EXERCISE OBJECTIVE
Reply with only the number of lines that contain the string "page".

::::::

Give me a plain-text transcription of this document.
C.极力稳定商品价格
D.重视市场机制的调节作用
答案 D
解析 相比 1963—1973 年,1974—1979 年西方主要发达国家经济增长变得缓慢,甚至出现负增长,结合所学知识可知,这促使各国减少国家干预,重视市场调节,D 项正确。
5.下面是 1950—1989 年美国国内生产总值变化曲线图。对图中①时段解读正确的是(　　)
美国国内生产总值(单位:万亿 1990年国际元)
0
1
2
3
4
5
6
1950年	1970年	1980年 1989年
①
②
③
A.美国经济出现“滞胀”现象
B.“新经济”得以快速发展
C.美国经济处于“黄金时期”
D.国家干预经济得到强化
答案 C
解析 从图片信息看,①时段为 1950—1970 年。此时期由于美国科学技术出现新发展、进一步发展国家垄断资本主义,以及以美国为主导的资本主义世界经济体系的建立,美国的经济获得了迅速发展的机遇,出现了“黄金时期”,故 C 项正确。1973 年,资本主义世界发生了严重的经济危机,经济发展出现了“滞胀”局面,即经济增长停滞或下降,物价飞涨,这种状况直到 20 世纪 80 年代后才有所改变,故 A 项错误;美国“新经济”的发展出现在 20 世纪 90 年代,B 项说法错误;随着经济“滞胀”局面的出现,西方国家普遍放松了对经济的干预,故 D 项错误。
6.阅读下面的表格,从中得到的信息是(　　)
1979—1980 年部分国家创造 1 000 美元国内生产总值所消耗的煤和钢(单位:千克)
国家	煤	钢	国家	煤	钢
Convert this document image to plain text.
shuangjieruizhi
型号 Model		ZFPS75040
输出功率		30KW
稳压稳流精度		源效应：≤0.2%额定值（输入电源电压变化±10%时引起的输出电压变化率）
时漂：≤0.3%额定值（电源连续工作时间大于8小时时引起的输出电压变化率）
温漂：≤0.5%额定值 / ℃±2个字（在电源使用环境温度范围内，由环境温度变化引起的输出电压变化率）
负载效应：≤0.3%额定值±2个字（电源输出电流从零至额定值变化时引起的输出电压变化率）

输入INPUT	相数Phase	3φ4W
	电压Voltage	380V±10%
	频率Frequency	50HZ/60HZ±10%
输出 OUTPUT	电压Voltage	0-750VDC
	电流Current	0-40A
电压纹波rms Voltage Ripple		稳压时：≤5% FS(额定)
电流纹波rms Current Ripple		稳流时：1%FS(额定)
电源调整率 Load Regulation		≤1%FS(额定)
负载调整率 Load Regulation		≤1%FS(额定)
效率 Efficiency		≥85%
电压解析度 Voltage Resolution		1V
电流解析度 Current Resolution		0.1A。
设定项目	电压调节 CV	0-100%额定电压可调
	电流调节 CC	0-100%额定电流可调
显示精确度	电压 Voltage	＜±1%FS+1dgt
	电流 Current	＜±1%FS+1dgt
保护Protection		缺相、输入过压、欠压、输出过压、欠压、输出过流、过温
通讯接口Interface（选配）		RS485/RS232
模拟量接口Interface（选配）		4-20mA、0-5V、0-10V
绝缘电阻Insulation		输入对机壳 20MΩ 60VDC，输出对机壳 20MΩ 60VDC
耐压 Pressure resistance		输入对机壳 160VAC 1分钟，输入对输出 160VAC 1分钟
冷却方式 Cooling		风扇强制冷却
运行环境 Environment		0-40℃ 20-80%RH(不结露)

::::::

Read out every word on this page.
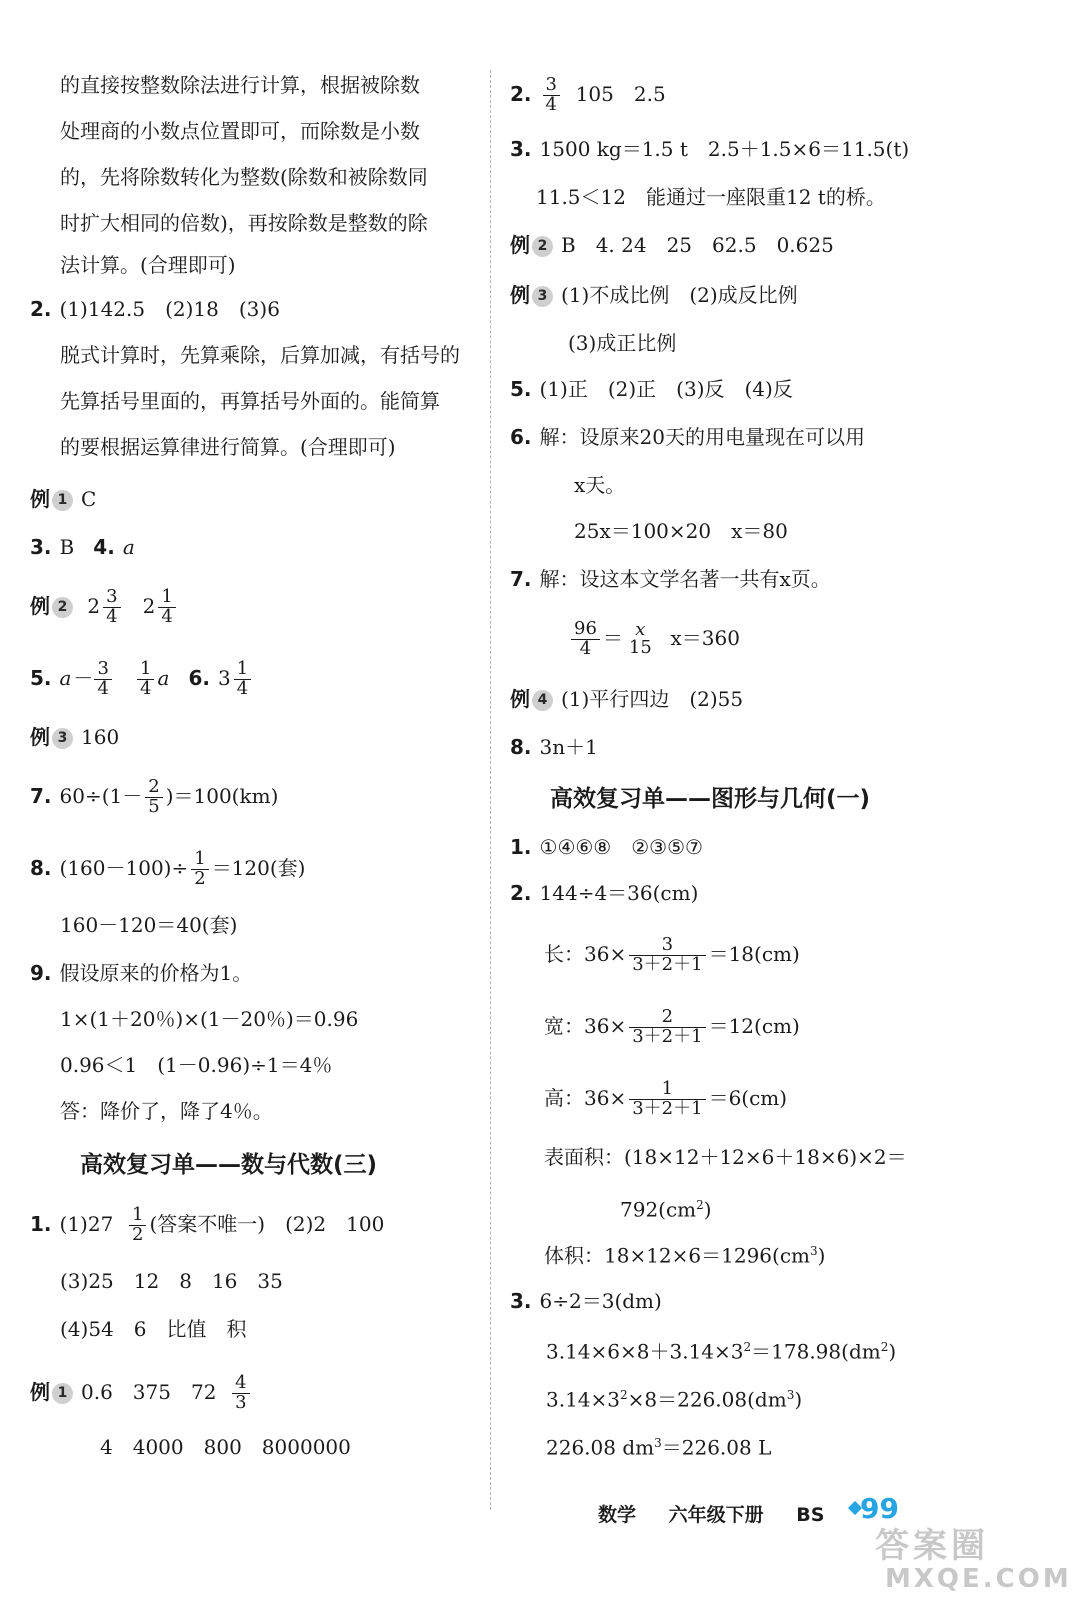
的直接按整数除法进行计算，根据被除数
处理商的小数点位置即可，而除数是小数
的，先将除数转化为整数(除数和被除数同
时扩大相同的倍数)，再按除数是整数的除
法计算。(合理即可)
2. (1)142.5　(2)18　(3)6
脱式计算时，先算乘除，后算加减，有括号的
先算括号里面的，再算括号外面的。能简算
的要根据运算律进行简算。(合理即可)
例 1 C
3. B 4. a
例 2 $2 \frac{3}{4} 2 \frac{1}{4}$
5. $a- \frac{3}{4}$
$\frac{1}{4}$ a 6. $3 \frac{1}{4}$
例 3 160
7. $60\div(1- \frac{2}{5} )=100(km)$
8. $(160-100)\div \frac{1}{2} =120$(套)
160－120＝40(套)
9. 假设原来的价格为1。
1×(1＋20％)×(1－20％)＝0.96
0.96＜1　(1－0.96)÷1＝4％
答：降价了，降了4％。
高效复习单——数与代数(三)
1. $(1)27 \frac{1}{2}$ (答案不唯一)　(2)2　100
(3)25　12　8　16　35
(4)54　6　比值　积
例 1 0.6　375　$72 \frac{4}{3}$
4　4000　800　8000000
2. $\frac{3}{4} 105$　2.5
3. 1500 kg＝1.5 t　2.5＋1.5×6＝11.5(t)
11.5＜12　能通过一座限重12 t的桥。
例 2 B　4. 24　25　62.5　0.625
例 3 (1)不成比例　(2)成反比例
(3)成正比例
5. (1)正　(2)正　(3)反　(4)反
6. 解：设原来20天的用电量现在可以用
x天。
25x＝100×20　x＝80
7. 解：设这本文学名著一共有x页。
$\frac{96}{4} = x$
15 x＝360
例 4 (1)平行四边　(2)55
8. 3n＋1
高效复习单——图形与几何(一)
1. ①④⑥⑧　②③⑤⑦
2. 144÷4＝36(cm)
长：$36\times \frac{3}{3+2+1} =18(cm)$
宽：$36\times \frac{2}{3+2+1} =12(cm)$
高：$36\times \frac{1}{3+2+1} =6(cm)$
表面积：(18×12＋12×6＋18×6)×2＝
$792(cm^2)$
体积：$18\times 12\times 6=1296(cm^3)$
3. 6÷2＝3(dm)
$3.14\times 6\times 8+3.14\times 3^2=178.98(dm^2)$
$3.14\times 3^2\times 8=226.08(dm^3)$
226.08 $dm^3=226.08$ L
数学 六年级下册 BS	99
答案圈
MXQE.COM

::::::

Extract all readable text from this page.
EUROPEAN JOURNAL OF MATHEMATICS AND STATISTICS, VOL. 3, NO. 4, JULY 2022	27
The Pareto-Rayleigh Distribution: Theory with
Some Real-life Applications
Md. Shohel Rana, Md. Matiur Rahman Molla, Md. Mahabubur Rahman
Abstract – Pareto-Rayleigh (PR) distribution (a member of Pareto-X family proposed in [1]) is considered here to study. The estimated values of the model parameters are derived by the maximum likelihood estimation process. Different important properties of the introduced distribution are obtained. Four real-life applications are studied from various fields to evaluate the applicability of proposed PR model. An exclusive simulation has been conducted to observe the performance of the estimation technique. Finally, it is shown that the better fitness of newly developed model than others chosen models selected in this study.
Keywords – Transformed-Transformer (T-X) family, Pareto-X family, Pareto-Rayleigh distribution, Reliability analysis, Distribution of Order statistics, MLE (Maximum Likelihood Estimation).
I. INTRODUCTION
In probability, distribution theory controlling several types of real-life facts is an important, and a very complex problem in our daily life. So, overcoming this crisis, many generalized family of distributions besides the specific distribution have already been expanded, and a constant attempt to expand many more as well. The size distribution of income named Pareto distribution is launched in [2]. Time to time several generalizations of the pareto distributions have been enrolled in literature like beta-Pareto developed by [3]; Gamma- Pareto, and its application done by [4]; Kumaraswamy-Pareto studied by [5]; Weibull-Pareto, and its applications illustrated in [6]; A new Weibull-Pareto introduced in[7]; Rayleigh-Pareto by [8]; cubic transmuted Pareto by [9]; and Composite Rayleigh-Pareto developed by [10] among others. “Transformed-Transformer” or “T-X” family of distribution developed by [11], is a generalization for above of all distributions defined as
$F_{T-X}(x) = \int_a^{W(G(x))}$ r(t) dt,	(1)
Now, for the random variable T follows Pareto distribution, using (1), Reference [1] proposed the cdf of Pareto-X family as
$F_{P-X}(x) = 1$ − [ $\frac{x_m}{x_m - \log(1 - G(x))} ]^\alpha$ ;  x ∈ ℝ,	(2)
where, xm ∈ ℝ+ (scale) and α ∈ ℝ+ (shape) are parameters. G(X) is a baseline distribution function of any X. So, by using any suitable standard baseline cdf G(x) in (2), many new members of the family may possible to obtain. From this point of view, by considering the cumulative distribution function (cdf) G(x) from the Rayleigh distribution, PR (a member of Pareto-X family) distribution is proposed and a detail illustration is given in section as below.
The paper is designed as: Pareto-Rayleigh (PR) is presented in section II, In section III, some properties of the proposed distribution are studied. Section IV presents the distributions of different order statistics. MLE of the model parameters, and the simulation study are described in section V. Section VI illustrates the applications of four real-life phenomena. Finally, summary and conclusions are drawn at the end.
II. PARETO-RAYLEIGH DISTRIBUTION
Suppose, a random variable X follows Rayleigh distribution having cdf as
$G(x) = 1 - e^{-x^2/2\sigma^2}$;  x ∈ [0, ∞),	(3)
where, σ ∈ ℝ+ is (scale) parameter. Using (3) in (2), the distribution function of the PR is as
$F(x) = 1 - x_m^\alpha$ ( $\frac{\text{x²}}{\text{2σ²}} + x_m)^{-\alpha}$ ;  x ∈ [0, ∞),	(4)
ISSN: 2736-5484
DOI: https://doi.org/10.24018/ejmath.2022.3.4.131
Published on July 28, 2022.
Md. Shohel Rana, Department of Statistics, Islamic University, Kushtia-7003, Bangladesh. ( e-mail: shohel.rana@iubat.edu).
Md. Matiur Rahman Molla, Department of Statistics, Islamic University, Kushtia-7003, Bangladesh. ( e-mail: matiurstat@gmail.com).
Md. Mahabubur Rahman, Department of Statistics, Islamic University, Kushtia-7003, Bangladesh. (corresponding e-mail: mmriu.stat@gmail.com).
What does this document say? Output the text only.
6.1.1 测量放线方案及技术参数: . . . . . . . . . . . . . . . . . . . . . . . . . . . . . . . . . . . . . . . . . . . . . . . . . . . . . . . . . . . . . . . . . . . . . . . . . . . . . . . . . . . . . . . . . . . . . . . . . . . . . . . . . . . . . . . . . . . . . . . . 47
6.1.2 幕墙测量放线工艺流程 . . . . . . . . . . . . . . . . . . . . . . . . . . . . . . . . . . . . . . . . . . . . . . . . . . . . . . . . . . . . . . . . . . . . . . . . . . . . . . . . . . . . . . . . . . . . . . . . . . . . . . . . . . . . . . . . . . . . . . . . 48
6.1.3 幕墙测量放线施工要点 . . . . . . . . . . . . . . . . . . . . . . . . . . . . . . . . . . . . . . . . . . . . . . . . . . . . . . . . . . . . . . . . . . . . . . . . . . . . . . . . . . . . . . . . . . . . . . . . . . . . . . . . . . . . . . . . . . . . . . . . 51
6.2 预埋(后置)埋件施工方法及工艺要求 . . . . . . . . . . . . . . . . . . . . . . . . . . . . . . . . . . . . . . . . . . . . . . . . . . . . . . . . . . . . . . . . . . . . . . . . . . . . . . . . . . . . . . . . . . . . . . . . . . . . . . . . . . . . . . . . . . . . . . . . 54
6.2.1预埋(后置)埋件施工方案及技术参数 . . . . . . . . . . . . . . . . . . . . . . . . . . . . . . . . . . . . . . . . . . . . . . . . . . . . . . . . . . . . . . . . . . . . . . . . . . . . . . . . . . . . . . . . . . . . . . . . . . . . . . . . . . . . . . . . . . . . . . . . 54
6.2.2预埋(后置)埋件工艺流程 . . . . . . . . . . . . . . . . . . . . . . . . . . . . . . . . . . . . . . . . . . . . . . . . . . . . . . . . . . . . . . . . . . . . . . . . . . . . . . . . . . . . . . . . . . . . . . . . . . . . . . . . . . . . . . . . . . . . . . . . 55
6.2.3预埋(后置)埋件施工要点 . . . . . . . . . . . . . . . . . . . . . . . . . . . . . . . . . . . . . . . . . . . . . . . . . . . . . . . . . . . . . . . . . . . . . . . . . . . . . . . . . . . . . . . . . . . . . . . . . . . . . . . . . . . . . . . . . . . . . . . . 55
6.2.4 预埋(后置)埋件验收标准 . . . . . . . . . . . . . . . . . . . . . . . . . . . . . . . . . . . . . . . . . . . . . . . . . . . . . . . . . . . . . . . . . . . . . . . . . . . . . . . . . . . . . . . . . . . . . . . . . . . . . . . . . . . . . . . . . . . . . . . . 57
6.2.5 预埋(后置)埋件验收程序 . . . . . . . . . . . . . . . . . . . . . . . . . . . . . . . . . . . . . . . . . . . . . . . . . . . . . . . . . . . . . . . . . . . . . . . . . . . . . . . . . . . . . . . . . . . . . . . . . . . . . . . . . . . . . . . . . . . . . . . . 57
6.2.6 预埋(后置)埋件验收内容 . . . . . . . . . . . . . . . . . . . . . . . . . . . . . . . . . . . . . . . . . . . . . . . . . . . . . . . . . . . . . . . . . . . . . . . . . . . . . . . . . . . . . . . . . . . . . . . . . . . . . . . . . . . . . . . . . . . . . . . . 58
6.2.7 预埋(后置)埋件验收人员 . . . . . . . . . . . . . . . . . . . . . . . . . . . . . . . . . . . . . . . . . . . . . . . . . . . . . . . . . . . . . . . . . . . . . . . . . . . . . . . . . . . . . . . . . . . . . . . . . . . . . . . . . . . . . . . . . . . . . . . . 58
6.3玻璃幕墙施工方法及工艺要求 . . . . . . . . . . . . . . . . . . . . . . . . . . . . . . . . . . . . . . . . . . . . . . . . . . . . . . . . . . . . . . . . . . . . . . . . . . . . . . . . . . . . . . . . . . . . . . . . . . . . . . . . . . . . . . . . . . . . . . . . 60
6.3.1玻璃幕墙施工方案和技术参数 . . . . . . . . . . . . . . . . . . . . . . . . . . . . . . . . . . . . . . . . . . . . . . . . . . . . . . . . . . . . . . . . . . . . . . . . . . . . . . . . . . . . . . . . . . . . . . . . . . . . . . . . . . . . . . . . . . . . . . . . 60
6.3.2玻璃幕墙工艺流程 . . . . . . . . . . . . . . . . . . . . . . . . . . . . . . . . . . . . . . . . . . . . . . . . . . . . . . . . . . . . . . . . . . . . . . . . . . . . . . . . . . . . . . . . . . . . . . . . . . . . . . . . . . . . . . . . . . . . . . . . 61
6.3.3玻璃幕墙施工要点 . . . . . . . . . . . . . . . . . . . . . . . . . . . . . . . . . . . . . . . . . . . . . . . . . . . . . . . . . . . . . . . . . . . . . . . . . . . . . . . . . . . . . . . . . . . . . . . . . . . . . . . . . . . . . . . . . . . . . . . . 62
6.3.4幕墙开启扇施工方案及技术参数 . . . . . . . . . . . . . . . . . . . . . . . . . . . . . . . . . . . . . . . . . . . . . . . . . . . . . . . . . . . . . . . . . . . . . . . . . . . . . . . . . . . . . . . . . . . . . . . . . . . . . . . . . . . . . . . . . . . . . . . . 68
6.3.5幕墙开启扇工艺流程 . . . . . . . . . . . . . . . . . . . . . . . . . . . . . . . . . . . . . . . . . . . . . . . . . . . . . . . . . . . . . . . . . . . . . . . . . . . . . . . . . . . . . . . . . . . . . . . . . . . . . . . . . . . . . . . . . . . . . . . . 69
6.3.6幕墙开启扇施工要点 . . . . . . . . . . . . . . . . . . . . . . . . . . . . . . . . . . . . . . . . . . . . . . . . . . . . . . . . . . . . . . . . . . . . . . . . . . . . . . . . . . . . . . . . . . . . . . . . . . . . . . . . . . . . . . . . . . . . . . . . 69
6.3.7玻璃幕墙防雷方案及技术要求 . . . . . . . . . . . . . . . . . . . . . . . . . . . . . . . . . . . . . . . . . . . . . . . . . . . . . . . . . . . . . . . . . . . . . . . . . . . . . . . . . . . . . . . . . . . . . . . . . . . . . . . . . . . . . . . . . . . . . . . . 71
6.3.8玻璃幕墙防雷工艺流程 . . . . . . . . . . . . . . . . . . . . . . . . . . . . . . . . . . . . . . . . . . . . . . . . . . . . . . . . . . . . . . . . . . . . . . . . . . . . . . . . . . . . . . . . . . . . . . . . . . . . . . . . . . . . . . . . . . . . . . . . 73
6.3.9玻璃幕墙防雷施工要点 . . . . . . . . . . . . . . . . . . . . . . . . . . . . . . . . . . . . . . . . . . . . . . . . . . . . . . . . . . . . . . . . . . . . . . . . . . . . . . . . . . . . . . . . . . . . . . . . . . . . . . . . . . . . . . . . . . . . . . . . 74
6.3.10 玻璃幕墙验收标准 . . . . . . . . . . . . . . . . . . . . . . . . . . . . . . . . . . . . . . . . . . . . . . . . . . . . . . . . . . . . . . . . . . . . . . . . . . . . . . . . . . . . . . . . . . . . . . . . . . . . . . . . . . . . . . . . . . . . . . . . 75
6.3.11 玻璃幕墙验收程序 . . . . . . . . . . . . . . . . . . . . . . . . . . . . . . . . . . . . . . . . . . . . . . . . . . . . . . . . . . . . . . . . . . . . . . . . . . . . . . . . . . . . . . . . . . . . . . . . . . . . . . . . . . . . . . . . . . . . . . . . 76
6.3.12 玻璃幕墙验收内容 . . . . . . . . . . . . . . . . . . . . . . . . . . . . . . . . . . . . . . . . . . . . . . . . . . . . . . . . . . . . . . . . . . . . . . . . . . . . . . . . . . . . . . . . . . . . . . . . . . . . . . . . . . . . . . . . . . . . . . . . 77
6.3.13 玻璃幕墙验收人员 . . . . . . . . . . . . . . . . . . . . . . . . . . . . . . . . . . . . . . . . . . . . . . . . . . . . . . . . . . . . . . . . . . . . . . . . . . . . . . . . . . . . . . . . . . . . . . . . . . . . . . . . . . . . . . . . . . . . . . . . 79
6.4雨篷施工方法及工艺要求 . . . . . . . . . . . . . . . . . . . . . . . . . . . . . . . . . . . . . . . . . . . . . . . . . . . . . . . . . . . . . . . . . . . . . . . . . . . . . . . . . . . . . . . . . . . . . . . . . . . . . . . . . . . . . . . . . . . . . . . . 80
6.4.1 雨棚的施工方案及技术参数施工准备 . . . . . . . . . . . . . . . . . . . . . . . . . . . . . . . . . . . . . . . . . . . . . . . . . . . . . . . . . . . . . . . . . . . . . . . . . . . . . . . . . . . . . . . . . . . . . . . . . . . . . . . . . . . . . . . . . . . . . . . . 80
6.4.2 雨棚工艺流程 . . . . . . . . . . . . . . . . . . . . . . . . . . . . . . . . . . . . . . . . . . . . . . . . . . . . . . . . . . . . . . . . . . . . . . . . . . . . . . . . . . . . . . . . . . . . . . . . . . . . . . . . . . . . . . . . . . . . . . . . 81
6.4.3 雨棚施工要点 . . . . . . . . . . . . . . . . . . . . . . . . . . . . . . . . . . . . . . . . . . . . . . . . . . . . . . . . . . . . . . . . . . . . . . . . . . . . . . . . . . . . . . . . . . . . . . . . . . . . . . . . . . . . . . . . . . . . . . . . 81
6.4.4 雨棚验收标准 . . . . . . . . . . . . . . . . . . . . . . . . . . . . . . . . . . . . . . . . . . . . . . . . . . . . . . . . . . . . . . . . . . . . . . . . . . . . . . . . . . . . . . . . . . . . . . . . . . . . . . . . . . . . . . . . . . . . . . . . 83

::::::

RESPONSE TO THE TASK
2